§ **Requirements**:
Where a line holds the string "budget", return that line.

===== Data provided

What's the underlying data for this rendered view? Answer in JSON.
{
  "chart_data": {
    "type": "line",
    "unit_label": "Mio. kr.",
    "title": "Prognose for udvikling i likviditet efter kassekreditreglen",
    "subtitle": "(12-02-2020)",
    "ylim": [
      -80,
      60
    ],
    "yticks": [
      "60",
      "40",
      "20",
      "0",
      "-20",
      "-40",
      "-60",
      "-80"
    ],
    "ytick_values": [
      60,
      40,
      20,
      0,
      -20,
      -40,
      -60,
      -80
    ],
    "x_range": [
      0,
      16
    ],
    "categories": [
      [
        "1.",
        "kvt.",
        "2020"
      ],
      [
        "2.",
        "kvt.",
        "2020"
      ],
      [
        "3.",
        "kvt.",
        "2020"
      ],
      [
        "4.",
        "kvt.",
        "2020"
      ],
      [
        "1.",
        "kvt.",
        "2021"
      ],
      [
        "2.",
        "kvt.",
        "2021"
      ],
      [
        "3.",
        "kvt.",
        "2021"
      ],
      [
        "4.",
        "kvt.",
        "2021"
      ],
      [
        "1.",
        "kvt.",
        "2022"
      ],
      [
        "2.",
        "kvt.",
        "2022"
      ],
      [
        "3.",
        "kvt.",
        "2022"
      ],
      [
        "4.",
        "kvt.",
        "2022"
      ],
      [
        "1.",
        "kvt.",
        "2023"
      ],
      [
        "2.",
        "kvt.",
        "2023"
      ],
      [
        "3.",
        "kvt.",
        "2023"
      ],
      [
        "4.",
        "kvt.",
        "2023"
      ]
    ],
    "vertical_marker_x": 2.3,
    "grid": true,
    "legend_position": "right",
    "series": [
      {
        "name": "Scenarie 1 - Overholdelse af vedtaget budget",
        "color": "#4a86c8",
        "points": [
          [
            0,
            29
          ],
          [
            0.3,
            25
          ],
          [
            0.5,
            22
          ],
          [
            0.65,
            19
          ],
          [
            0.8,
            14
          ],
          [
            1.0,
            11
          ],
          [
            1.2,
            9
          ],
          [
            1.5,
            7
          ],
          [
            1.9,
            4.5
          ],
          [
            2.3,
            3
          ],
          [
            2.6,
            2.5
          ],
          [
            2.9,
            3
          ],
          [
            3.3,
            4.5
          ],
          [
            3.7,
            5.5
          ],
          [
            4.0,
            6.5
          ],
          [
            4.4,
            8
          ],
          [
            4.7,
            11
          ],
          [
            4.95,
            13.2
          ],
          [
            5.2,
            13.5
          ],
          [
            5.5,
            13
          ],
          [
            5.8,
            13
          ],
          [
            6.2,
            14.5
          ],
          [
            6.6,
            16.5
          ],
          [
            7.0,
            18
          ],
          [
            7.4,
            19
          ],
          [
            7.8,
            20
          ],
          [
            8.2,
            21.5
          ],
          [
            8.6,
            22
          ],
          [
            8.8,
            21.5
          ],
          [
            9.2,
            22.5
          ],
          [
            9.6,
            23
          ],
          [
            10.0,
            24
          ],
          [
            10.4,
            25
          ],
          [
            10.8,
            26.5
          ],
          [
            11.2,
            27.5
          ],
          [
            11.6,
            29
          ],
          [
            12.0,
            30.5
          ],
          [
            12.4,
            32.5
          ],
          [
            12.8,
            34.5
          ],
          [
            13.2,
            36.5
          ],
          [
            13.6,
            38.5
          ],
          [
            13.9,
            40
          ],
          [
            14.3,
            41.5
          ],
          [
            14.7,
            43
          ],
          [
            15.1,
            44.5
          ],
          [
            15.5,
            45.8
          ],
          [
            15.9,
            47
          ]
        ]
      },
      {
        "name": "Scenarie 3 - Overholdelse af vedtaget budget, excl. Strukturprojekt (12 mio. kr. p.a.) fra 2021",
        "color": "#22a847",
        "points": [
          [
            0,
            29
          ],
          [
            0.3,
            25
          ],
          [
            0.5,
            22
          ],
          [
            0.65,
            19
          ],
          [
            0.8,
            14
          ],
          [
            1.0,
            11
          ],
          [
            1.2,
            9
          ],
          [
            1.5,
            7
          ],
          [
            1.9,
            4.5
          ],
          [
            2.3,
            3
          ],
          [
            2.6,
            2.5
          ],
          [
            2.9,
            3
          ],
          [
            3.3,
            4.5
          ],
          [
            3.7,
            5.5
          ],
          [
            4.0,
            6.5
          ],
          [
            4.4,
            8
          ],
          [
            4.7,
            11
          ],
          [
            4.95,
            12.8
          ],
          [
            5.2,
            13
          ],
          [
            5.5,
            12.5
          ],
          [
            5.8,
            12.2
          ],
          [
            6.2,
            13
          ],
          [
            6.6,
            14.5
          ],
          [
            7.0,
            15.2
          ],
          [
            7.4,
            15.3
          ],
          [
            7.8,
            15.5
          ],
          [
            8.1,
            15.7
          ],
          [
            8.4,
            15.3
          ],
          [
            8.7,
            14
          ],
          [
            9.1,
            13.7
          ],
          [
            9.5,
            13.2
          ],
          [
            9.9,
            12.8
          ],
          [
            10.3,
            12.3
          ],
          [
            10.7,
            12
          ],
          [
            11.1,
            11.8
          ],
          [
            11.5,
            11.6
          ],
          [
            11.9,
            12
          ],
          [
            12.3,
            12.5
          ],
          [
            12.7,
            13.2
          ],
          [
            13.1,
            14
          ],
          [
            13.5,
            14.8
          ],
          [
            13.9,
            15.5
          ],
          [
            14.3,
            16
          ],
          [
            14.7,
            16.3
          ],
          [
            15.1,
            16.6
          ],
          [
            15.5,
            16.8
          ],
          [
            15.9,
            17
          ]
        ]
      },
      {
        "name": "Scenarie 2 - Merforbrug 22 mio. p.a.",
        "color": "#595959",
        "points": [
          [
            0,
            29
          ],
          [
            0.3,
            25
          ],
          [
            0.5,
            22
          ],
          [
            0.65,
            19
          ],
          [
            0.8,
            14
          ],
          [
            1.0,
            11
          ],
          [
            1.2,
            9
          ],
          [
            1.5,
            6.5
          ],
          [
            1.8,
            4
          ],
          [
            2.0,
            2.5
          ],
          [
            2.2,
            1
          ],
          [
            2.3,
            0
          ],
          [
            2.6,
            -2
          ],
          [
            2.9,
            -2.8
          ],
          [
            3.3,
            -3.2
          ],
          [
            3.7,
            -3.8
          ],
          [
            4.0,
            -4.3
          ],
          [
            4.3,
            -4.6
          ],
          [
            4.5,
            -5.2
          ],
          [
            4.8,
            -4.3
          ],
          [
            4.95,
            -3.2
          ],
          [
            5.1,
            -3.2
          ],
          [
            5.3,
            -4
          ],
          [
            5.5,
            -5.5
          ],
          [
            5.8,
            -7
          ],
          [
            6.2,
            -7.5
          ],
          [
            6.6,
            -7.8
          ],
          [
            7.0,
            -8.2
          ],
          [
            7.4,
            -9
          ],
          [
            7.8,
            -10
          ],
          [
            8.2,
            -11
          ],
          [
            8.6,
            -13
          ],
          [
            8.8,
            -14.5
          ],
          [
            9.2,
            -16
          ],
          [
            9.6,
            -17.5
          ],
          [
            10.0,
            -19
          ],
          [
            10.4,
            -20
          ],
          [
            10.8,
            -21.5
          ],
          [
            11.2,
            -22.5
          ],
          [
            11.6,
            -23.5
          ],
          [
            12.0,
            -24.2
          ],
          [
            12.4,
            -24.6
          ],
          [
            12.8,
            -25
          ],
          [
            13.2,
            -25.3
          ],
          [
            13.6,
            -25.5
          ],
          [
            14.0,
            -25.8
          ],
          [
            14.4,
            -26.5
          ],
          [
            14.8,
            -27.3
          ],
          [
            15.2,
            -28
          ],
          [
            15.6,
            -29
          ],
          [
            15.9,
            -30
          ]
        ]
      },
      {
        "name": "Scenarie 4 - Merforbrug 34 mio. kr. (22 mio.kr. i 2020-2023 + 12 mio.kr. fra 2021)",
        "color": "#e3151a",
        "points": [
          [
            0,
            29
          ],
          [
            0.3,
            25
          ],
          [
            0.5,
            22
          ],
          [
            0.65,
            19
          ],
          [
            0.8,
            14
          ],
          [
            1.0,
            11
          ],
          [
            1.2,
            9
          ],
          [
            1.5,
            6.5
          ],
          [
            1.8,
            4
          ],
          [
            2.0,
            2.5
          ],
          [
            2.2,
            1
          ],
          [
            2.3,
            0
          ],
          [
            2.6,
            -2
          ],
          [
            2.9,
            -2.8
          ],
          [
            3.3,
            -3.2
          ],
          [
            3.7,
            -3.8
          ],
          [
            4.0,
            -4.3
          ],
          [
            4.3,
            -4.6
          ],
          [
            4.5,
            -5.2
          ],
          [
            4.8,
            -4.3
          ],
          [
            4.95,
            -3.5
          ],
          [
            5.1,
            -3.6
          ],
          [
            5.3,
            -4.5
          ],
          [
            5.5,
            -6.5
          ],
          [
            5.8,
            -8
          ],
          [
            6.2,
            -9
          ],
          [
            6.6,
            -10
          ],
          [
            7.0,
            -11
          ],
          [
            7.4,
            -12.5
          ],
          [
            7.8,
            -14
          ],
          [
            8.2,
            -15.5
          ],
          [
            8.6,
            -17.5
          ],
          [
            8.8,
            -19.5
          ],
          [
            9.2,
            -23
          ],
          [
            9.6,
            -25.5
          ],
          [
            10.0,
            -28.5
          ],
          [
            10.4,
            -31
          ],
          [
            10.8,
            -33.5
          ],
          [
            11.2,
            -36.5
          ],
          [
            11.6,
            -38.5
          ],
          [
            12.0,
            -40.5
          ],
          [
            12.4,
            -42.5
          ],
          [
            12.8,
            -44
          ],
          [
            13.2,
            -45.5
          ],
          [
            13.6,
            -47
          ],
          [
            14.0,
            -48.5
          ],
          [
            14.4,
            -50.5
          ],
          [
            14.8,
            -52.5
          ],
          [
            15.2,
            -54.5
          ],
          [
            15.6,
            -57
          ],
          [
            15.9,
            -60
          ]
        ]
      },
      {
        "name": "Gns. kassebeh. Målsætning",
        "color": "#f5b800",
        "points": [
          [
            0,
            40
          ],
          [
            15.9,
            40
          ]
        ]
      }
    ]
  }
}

==========

§ **Result for this task**:
        "name": "Scenarie 1 - Overholdelse af vedtaget budget",
        "name": "Scenarie 3 - Overholdelse af vedtaget budget, excl. Strukturprojekt (12 mio. kr. p.a.) fra 2021",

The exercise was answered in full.